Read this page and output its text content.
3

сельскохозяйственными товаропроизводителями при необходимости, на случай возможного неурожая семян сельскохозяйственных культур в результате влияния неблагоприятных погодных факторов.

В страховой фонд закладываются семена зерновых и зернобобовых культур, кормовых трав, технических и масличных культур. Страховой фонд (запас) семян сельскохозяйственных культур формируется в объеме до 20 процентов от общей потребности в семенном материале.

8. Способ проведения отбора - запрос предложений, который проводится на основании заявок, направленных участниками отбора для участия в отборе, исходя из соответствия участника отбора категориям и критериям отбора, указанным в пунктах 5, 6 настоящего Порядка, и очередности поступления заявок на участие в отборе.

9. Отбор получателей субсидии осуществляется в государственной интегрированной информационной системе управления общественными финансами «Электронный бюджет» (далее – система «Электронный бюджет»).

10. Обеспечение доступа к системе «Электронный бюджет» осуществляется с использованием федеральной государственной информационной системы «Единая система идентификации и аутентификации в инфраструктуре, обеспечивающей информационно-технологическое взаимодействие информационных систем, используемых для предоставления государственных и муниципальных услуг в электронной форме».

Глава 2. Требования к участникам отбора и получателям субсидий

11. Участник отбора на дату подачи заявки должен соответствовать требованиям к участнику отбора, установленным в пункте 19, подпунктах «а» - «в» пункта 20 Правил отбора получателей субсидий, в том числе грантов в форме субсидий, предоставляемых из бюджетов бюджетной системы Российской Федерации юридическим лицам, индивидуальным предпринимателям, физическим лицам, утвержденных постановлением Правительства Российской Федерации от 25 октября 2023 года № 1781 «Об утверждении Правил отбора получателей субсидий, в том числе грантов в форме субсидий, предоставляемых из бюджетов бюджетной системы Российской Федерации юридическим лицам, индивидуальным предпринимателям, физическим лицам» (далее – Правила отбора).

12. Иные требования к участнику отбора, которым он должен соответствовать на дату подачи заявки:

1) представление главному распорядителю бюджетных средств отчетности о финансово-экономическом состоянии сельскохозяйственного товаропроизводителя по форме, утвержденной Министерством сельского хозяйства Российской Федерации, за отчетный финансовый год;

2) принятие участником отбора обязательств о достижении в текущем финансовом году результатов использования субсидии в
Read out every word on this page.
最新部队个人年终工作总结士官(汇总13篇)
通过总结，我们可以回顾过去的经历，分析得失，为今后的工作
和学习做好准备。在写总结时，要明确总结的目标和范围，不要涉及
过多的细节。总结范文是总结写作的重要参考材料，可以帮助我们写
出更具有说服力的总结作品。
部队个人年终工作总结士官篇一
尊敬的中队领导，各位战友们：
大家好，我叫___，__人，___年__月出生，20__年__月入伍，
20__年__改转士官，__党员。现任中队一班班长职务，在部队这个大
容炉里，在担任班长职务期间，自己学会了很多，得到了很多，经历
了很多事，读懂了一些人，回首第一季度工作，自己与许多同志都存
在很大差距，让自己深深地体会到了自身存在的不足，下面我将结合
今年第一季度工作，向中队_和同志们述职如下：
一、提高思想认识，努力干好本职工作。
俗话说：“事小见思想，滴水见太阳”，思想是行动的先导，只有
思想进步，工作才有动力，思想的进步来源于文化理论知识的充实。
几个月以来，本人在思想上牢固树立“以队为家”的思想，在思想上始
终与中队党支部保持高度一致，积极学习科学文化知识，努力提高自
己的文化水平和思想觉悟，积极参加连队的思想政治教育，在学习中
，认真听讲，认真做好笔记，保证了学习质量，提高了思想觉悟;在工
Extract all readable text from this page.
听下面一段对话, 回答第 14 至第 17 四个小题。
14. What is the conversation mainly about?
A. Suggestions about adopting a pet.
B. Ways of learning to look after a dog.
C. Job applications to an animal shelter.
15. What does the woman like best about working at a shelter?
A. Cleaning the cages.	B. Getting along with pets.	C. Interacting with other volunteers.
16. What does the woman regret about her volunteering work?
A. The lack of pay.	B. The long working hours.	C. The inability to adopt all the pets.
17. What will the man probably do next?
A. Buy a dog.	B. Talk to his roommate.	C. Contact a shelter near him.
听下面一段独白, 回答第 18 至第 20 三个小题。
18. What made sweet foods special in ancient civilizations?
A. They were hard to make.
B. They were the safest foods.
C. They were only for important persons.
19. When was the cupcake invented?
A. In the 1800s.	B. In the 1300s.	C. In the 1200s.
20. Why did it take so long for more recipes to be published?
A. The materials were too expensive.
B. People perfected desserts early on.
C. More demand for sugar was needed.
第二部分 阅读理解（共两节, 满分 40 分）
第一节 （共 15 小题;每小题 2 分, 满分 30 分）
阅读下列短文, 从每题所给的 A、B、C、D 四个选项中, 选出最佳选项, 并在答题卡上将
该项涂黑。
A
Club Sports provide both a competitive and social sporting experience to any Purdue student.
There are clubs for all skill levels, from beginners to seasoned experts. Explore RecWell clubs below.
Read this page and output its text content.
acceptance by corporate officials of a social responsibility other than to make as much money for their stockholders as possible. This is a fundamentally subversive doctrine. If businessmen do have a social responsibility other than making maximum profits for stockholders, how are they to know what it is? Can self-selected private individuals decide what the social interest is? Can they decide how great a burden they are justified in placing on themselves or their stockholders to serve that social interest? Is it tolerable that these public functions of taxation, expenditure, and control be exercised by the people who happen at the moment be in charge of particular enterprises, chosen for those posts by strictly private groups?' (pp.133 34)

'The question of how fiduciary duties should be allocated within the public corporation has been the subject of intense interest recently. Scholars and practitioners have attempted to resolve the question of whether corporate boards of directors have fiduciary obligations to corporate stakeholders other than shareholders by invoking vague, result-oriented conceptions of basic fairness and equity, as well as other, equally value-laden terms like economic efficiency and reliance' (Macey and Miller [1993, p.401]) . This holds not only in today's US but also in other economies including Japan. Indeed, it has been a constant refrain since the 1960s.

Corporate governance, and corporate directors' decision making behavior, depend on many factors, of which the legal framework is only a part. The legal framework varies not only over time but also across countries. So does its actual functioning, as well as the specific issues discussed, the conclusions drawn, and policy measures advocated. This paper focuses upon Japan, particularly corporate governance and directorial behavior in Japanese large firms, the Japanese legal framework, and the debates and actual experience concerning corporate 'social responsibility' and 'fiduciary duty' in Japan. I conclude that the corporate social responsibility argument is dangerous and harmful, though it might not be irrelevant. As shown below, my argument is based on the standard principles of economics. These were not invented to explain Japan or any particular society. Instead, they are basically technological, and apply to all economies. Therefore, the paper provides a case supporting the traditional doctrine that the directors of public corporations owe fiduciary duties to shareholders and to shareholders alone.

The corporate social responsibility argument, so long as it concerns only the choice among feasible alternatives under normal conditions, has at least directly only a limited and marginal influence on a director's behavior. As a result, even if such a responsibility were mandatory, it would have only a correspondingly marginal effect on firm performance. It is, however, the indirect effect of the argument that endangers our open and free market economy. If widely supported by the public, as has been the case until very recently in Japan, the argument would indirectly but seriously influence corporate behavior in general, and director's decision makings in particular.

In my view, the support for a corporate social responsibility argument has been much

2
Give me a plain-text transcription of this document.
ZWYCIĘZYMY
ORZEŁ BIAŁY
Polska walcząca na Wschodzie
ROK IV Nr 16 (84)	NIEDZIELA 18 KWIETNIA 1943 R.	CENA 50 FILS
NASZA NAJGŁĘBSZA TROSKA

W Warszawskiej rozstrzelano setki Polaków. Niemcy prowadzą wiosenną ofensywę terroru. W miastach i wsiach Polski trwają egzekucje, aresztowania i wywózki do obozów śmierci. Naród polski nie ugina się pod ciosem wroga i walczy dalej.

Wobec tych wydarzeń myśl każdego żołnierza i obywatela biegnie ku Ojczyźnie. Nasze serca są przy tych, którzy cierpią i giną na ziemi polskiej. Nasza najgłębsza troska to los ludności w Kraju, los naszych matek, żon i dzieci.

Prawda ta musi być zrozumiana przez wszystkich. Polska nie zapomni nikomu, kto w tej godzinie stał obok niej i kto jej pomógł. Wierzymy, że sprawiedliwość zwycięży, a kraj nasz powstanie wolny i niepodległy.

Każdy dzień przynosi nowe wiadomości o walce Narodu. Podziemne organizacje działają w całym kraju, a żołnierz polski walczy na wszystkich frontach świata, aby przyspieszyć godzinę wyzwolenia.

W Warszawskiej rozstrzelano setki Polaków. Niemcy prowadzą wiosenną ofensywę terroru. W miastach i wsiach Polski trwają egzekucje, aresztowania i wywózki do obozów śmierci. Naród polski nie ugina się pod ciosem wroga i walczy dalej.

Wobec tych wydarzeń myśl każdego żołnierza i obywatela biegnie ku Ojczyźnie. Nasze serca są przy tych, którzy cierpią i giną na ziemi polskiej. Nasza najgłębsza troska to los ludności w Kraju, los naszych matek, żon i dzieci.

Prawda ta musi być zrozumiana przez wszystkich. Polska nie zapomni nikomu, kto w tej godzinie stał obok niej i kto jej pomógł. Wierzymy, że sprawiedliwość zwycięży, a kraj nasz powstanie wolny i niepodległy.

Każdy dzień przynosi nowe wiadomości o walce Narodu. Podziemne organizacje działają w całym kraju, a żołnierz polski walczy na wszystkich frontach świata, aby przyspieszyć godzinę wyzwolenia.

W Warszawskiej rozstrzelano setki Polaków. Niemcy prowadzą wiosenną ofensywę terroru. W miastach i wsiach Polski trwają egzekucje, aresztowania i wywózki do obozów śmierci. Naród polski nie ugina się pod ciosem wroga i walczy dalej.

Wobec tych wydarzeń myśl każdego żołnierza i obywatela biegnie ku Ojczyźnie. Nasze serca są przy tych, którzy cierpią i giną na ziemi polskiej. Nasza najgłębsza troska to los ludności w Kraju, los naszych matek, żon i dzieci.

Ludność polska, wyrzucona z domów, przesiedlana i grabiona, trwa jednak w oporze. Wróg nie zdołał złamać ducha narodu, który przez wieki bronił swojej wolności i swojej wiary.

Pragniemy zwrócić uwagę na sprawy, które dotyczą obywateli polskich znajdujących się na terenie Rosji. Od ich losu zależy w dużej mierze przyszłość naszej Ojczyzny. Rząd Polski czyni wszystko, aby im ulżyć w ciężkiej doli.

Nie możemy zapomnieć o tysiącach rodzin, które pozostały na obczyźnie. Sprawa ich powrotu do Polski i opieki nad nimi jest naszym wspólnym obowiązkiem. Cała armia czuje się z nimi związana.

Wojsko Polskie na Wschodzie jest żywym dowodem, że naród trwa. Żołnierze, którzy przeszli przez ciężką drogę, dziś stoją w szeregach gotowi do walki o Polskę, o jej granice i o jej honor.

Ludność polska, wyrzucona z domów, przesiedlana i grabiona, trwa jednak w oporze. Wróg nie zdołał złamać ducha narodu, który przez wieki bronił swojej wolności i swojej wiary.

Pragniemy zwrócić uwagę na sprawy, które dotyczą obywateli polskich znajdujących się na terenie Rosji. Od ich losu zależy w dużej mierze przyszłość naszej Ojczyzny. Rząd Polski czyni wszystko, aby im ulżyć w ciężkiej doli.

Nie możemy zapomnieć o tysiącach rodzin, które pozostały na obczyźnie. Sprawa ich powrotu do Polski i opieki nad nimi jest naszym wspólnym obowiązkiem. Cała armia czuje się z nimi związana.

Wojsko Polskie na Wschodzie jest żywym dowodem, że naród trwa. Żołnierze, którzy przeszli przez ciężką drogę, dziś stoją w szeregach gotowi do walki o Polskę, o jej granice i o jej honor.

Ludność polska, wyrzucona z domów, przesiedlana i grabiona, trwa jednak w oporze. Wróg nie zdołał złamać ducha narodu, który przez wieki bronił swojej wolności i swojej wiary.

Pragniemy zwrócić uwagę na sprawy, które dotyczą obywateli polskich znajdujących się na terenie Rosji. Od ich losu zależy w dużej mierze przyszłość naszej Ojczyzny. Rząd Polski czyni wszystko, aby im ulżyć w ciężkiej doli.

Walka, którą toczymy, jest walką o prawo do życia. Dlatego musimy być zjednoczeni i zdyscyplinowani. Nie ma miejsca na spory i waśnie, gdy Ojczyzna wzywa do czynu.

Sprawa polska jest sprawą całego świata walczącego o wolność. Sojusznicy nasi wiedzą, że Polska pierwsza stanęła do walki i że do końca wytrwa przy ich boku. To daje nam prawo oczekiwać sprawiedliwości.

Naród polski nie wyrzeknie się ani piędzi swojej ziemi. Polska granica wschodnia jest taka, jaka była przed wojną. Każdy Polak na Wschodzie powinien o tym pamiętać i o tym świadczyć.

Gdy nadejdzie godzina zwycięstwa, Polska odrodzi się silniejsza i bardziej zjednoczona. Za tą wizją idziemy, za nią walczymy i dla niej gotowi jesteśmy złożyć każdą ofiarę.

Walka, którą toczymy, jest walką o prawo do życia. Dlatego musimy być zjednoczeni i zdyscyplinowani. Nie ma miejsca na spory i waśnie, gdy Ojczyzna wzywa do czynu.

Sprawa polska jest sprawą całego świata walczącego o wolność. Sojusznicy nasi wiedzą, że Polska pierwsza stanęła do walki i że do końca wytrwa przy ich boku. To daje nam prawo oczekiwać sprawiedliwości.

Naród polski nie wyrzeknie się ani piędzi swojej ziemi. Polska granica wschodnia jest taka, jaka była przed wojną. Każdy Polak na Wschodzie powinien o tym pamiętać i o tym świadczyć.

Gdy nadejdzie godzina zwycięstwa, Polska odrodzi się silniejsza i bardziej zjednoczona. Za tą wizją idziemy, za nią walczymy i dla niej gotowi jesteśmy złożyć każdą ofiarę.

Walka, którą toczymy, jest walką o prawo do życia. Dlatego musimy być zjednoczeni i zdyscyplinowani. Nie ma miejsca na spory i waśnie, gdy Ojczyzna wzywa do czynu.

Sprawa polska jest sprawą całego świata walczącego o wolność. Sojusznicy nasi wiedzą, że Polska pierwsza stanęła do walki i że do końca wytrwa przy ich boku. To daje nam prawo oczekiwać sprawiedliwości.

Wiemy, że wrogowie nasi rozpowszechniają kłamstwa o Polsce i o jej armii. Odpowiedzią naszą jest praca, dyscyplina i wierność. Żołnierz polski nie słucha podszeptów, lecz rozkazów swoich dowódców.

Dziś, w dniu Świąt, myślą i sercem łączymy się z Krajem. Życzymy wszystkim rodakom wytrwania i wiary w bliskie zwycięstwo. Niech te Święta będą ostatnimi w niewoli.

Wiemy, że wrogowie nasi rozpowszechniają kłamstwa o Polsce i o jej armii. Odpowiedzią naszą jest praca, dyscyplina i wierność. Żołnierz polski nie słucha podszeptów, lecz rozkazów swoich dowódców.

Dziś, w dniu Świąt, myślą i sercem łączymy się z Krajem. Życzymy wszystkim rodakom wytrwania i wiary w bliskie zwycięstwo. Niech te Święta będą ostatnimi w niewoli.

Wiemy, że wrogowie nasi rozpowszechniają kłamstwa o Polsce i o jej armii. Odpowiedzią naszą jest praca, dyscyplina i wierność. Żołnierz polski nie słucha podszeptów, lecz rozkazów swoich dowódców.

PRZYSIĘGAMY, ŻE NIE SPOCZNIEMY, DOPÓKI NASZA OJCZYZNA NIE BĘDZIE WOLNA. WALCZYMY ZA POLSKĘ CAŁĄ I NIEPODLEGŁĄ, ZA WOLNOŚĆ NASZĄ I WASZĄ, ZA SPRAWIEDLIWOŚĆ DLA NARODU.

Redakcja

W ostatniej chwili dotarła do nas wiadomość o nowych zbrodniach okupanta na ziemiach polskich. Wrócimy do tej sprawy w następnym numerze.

- [Requirement]
Pick each line holding the word "text" out of the data and copy it.

- [Problem solution]
Read this page and output its text content.
Extract all readable text from this page.
Read this page and output its text content.
Give me a plain-text transcription of this document.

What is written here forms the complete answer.